_Exercise requirements:_
Work out how many lines in the listing below include the word "Comb". Give nothing but the number.

_Material for this task:_
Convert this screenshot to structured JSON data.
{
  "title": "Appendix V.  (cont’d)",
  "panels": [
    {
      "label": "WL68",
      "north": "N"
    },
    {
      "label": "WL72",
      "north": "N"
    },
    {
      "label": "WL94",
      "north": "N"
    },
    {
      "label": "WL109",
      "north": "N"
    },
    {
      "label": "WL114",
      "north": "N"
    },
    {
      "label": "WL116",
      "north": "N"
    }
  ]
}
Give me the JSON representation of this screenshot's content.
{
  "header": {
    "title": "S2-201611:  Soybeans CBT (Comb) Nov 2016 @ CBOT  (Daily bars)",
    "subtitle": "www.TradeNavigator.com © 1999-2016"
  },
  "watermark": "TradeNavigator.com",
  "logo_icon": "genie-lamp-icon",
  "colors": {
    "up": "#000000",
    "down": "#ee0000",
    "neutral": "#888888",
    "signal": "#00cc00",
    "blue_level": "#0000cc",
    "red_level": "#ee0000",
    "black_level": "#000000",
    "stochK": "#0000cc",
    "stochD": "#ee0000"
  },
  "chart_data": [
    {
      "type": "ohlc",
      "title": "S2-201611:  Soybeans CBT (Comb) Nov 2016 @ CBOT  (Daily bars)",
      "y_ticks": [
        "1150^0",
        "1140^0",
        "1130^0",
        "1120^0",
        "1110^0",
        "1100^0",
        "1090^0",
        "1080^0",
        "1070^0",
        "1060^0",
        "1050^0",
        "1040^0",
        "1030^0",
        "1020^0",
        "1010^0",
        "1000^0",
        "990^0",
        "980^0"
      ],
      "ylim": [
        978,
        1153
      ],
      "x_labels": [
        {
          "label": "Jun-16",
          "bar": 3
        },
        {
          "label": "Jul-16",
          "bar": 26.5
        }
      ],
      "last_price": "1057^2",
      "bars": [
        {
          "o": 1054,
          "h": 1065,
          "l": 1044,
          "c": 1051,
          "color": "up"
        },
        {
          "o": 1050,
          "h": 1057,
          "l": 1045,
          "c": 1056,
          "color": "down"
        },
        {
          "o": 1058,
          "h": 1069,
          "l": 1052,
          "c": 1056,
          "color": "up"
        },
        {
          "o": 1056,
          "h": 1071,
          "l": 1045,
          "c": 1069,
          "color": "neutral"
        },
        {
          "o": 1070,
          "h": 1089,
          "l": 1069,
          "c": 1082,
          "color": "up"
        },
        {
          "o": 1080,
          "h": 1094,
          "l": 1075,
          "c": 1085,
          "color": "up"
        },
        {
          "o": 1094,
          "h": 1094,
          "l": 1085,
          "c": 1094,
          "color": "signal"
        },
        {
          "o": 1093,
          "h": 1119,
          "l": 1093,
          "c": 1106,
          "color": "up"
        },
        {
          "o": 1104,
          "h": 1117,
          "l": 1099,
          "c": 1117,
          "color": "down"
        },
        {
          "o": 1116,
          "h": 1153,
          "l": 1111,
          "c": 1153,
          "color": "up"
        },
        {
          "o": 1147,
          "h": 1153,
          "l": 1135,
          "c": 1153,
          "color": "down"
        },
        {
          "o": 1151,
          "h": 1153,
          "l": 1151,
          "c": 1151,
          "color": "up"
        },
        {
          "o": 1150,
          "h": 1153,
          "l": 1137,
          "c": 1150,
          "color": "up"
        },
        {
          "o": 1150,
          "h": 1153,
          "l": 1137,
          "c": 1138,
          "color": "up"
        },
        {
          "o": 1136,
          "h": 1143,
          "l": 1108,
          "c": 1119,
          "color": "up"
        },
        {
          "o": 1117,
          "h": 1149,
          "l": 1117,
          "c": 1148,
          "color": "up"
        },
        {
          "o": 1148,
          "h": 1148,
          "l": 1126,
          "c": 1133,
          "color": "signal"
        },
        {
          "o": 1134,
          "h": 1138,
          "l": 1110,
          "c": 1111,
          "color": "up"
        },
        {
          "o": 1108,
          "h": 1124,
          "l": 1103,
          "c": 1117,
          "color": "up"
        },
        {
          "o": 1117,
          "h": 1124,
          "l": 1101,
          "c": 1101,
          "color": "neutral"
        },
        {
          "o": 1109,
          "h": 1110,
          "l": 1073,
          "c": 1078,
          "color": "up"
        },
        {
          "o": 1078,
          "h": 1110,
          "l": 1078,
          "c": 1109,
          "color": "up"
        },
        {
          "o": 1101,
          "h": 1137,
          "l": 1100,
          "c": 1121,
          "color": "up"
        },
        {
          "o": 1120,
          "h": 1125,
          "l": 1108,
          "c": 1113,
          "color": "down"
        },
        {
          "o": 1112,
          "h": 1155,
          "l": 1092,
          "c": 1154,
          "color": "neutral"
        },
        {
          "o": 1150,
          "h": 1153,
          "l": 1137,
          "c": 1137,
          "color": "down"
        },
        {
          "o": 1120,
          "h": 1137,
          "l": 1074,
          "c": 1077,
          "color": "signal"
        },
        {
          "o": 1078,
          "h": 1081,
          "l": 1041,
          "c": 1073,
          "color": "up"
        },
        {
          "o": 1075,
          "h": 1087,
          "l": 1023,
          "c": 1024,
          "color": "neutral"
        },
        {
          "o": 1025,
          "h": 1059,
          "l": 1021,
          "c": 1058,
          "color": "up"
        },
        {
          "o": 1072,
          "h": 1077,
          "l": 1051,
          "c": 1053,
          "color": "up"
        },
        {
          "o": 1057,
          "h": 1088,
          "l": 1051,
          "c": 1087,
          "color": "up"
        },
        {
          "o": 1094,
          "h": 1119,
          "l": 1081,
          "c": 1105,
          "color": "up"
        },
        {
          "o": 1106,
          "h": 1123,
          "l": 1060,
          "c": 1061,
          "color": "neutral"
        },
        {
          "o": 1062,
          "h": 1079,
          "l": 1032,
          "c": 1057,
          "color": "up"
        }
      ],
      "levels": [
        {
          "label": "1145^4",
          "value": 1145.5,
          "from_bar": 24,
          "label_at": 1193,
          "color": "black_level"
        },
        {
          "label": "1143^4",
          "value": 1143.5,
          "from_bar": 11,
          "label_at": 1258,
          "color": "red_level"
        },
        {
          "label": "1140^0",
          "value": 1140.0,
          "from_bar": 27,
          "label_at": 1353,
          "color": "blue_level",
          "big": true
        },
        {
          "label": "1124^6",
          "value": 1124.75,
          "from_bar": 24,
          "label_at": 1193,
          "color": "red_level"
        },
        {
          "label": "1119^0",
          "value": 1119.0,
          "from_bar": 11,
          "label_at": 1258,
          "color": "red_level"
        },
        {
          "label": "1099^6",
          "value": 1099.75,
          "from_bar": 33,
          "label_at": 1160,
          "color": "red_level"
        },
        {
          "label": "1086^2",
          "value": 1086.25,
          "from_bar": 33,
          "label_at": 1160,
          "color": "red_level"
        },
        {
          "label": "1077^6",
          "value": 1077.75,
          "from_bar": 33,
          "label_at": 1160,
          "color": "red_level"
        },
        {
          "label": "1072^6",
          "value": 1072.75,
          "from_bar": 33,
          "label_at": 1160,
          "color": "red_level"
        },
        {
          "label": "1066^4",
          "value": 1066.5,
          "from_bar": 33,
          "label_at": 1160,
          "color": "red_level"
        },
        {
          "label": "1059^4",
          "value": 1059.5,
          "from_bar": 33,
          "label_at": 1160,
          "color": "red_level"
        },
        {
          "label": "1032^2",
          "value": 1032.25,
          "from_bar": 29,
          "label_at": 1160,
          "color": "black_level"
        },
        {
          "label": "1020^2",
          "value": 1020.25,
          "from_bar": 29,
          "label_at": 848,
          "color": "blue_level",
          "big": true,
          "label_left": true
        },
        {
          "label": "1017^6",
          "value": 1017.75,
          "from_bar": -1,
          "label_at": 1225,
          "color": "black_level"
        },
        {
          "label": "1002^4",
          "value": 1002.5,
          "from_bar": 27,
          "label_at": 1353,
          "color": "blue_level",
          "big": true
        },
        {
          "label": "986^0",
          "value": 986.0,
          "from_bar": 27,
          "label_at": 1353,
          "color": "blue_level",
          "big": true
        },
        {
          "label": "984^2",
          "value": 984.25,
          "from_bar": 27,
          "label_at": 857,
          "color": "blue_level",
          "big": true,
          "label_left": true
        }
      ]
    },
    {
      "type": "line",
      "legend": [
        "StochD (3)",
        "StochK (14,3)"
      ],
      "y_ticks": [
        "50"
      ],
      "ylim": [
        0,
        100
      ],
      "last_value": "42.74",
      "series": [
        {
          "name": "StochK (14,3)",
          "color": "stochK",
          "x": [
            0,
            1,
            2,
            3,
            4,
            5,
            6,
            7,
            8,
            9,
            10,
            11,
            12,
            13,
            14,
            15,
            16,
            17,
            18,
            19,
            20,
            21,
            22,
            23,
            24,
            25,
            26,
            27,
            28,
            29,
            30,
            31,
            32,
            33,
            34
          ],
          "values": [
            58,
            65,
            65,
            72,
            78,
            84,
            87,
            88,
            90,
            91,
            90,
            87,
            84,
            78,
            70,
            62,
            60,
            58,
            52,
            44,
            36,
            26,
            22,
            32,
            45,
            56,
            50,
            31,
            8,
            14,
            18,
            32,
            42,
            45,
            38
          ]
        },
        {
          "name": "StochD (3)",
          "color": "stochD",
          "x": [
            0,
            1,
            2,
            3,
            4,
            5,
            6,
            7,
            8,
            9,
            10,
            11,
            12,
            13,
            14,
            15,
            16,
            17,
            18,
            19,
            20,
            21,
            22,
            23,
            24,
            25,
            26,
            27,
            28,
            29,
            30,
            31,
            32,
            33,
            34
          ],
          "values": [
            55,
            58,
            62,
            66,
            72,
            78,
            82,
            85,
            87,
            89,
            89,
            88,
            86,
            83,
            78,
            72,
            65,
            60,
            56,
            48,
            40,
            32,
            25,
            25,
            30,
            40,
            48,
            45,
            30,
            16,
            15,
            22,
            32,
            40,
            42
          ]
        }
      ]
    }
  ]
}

_Completed task:_
2